**WHAT NEEDS TO BE DONE:**
Restate the listing below word for word, omitting any images.

(Source records)
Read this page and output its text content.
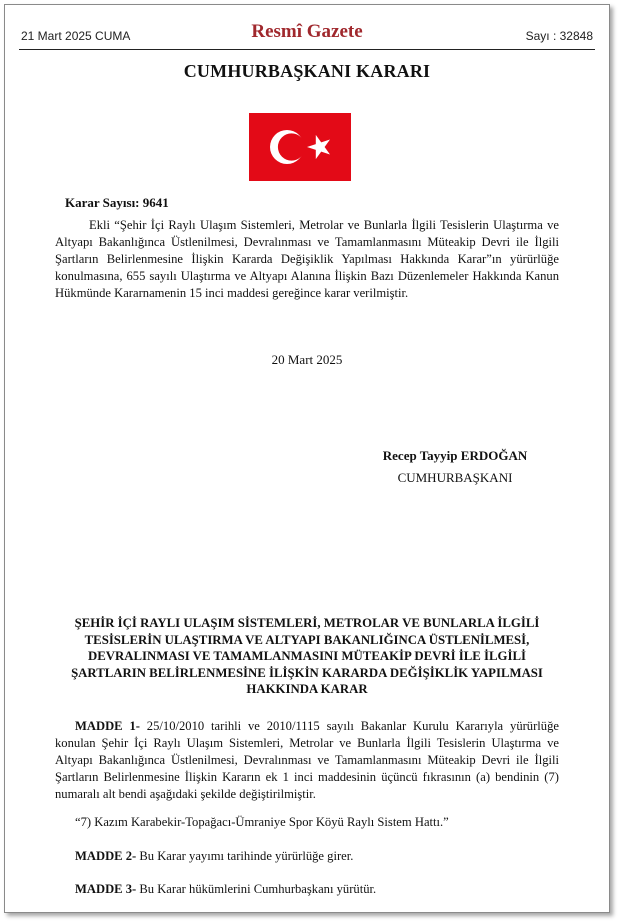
21 Mart 2025 CUMA	Resmî Gazete	Sayı : 32848
CUMHURBAŞKANI KARARI
Karar Sayısı: 9641

Ekli “Şehir İçi Raylı Ulaşım Sistemleri, Metrolar ve Bunlarla İlgili Tesislerin Ulaştırma ve Altyapı Bakanlığınca Üstlenilmesi, Devralınması ve Tamamlanmasını Müteakip Devri ile İlgili Şartların Belirlenmesine İlişkin Kararda Değişiklik Yapılması Hakkında Karar”ın yürürlüğe konulmasına, 655 sayılı Ulaştırma ve Altyapı Alanına İlişkin Bazı Düzenlemeler Hakkında Kanun Hükmünde Kararnamenin 15 inci maddesi gereğince karar verilmiştir.

20 Mart 2025
Recep Tayyip ERDOĞAN
CUMHURBAŞKANI

ŞEHİR İÇİ RAYLI ULAŞIM SİSTEMLERİ, METROLAR VE BUNLARLA İLGİLİ TESİSLERİN ULAŞTIRMA VE ALTYAPI BAKANLIĞINCA ÜSTLENİLMESİ, DEVRALINMASI VE TAMAMLANMASINI MÜTEAKİP DEVRİ İLE İLGİLİ ŞARTLARIN BELİRLENMESİNE İLİŞKİN KARARDA DEĞİŞİKLİK YAPILMASI HAKKINDA KARAR

MADDE 1- 25/10/2010 tarihli ve 2010/1115 sayılı Bakanlar Kurulu Kararıyla yürürlüğe konulan Şehir İçi Raylı Ulaşım Sistemleri, Metrolar ve Bunlarla İlgili Tesislerin Ulaştırma ve Altyapı Bakanlığınca Üstlenilmesi, Devralınması ve Tamamlanmasını Müteakip Devri ile İlgili Şartların Belirlenmesine İlişkin Kararın ek 1 inci maddesinin üçüncü fıkrasının (a) bendinin (7) numaralı alt bendi aşağıdaki şekilde değiştirilmiştir.

“7) Kazım Karabekir-Topağacı-Ümraniye Spor Köyü Raylı Sistem Hattı.”

MADDE 2- Bu Karar yayımı tarihinde yürürlüğe girer.

MADDE 3- Bu Karar hükümlerini Cumhurbaşkanı yürütür.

**RESULT FOR THIS TASK:**
Read this page and output its text content.
21 Mart 2025 CUMA	Resmî Gazete	Sayı : 32848
CUMHURBAŞKANI KARARI
Karar Sayısı: 9641

Ekli “Şehir İçi Raylı Ulaşım Sistemleri, Metrolar ve Bunlarla İlgili Tesislerin Ulaştırma ve Altyapı Bakanlığınca Üstlenilmesi, Devralınması ve Tamamlanmasını Müteakip Devri ile İlgili Şartların Belirlenmesine İlişkin Kararda Değişiklik Yapılması Hakkında Karar”ın yürürlüğe konulmasına, 655 sayılı Ulaştırma ve Altyapı Alanına İlişkin Bazı Düzenlemeler Hakkında Kanun Hükmünde Kararnamenin 15 inci maddesi gereğince karar verilmiştir.

20 Mart 2025
Recep Tayyip ERDOĞAN
CUMHURBAŞKANI

ŞEHİR İÇİ RAYLI ULAŞIM SİSTEMLERİ, METROLAR VE BUNLARLA İLGİLİ TESİSLERİN ULAŞTIRMA VE ALTYAPI BAKANLIĞINCA ÜSTLENİLMESİ, DEVRALINMASI VE TAMAMLANMASINI MÜTEAKİP DEVRİ İLE İLGİLİ ŞARTLARIN BELİRLENMESİNE İLİŞKİN KARARDA DEĞİŞİKLİK YAPILMASI HAKKINDA KARAR

MADDE 1- 25/10/2010 tarihli ve 2010/1115 sayılı Bakanlar Kurulu Kararıyla yürürlüğe konulan Şehir İçi Raylı Ulaşım Sistemleri, Metrolar ve Bunlarla İlgili Tesislerin Ulaştırma ve Altyapı Bakanlığınca Üstlenilmesi, Devralınması ve Tamamlanmasını Müteakip Devri ile İlgili Şartların Belirlenmesine İlişkin Kararın ek 1 inci maddesinin üçüncü fıkrasının (a) bendinin (7) numaralı alt bendi aşağıdaki şekilde değiştirilmiştir.

“7) Kazım Karabekir-Topağacı-Ümraniye Spor Köyü Raylı Sistem Hattı.”

MADDE 2- Bu Karar yayımı tarihinde yürürlüğe girer.

MADDE 3- Bu Karar hükümlerini Cumhurbaşkanı yürütür.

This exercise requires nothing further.